▸ **Written exercise**: Output the full listing word for word.

Dataset records:
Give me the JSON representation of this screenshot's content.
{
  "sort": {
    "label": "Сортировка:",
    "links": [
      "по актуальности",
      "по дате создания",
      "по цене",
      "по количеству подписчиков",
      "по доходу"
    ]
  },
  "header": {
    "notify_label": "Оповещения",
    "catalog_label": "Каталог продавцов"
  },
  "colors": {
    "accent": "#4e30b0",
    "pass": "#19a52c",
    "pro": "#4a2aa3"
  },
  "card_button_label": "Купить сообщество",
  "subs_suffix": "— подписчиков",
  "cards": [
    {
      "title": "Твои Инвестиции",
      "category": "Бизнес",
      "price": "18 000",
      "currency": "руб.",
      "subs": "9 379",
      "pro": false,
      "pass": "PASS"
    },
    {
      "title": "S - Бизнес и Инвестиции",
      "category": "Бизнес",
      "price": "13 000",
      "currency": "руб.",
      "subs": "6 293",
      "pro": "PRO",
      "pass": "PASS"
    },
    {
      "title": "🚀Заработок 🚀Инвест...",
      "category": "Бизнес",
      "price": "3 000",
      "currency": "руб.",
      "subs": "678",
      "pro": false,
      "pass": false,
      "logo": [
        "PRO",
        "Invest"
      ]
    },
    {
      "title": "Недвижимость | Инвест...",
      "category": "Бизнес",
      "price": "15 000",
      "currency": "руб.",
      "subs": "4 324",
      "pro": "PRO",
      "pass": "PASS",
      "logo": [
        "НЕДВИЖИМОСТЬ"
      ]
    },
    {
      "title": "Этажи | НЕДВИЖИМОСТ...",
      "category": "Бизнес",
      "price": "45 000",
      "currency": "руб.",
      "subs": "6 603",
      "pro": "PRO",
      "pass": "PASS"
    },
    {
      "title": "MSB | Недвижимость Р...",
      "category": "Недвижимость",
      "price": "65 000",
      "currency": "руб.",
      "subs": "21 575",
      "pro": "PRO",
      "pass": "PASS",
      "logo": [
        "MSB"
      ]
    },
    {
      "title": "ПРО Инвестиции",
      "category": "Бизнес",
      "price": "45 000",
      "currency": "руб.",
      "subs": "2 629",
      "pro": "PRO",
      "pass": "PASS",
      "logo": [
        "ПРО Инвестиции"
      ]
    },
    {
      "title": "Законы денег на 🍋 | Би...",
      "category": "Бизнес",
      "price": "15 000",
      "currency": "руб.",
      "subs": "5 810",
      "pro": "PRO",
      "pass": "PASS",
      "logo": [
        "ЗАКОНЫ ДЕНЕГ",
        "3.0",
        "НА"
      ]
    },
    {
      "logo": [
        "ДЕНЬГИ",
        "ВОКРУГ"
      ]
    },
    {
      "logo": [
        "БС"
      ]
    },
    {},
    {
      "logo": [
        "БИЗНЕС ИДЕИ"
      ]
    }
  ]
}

▸ **Exercise answer**:
Give me the JSON representation of this screenshot's content.
{
  "sort": {
    "label": "Сортировка:",
    "links": [
      "по актуальности",
      "по дате создания",
      "по цене",
      "по количеству подписчиков",
      "по доходу"
    ]
  },
  "header": {
    "notify_label": "Оповещения",
    "catalog_label": "Каталог продавцов"
  },
  "colors": {
    "accent": "#4e30b0",
    "pass": "#19a52c",
    "pro": "#4a2aa3"
  },
  "card_button_label": "Купить сообщество",
  "subs_suffix": "— подписчиков",
  "cards": [
    {
      "title": "Твои Инвестиции",
      "category": "Бизнес",
      "price": "18 000",
      "currency": "руб.",
      "subs": "9 379",
      "pro": false,
      "pass": "PASS"
    },
    {
      "title": "S - Бизнес и Инвестиции",
      "category": "Бизнес",
      "price": "13 000",
      "currency": "руб.",
      "subs": "6 293",
      "pro": "PRO",
      "pass": "PASS"
    },
    {
      "title": "🚀Заработок 🚀Инвест...",
      "category": "Бизнес",
      "price": "3 000",
      "currency": "руб.",
      "subs": "678",
      "pro": false,
      "pass": false,
      "logo": [
        "PRO",
        "Invest"
      ]
    },
    {
      "title": "Недвижимость | Инвест...",
      "category": "Бизнес",
      "price": "15 000",
      "currency": "руб.",
      "subs": "4 324",
      "pro": "PRO",
      "pass": "PASS",
      "logo": [
        "НЕДВИЖИМОСТЬ"
      ]
    },
    {
      "title": "Этажи | НЕДВИЖИМОСТ...",
      "category": "Бизнес",
      "price": "45 000",
      "currency": "руб.",
      "subs": "6 603",
      "pro": "PRO",
      "pass": "PASS"
    },
    {
      "title": "MSB | Недвижимость Р...",
      "category": "Недвижимость",
      "price": "65 000",
      "currency": "руб.",
      "subs": "21 575",
      "pro": "PRO",
      "pass": "PASS",
      "logo": [
        "MSB"
      ]
    },
    {
      "title": "ПРО Инвестиции",
      "category": "Бизнес",
      "price": "45 000",
      "currency": "руб.",
      "subs": "2 629",
      "pro": "PRO",
      "pass": "PASS",
      "logo": [
        "ПРО Инвестиции"
      ]
    },
    {
      "title": "Законы денег на 🍋 | Би...",
      "category": "Бизнес",
      "price": "15 000",
      "currency": "руб.",
      "subs": "5 810",
      "pro": "PRO",
      "pass": "PASS",
      "logo": [
        "ЗАКОНЫ ДЕНЕГ",
        "3.0",
        "НА"
      ]
    },
    {
      "logo": [
        "ДЕНЬГИ",
        "ВОКРУГ"
      ]
    },
    {
      "logo": [
        "БС"
      ]
    },
    {},
    {
      "logo": [
        "БИЗНЕС ИДЕИ"
      ]
    }
  ]
}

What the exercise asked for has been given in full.